L’applicazione nei lavori di riqualificazione della Pineta di Pinzolo (Trento)
di Andrea Carbonari e Luca Vidi
Premessa
Gli interventi di ripristino vegetazionale rappresentano la fase conclusiva dei lavori di sistemazione idraulica forestale adottati per innescare una dinamica colonizzazione della vegetazione.
Tra le varie tecniche di intervento, la semina di specie erbacee rappresenta una modalità molto diffusa per ottenere un primo rapido effetto protettivo della vegetazione che, in funzione della gestione successiva, può anche assumere uno stato definitivo. Una copertura erbacea ben affermata ha, infatti, un effetto di regimazione e di protezione dall’erosione solo di poco inferiore ad una formazione arbustiva o arborea che, peraltro, richiede tempi molto più lunghi per ottimizzare il proprio effetto.
In questa breve nota si tratterà di una modalità operativa che ormai da decenni è prassi negli interventi sistematori eseguiti in amministrazione diretta dai Servizi forestali della Provincia Autonoma di Trento ovvero la semina protetta con pacciamatura.

-=-=-=-=-

Consegna A -
Cita parola per parola, dal testo sulla Pineta di Pinzolo, tutto ciò che va da "In questa breve" giù fino a "protetta con pacciamatura.".
Consegna B -
Scrivi il seguito del testo sulla Pineta di Pinzolo, riprendendo subito dopo l'ultima frase riportata.

Estratto della fonte -
-=-=-=-=-

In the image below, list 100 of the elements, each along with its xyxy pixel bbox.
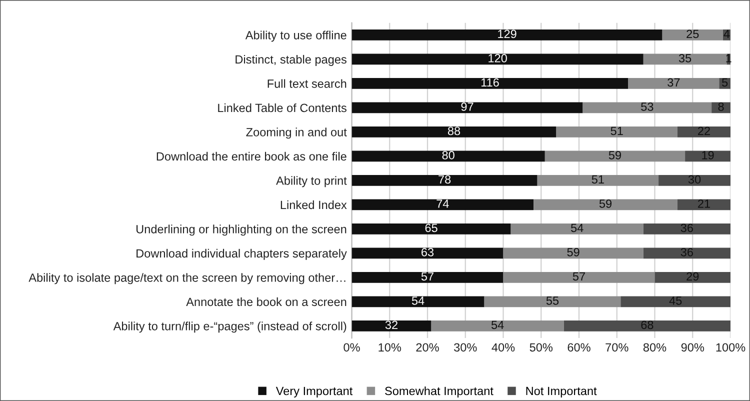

-=-=-=-=-

Risultato A -
In questa breve nota si tratterà di una modalità operativa che ormai da decenni è prassi negli interventi sistematori eseguiti in amministrazione diretta dai Servizi forestali della Provincia Autonoma di Trento ovvero la semina protetta con pacciamatura.

Risultato B -
Semina protetta
Operando spesso in ambiente montano, e comunque in un contesto non urbano, dove molteplici possono essere i fattori limitanti come l’aridità del suolo, l’erosione eolica, le basse temperature notturne, le pendenze elevate, la brevità del periodo vegetativo ecc., il successo di un inerbimento è spesso molto condizionato dalla capacità di ottenere condizioni che riescano ad attenuare tali aspetti, creando i presupposti per una pronta germinazione o, in alternativa, per la protezione del seme fino a che non sopraggiungano condizioni climatiche favorevoli.
Tali condizioni si ottengono integrando le tradizionali modalità di semina (manuale/meccanica od idraulica) con l’apporto di uno strato protettivo vegetale di fieno o di paglia, eseguendo, cioè, una semina pacciamata.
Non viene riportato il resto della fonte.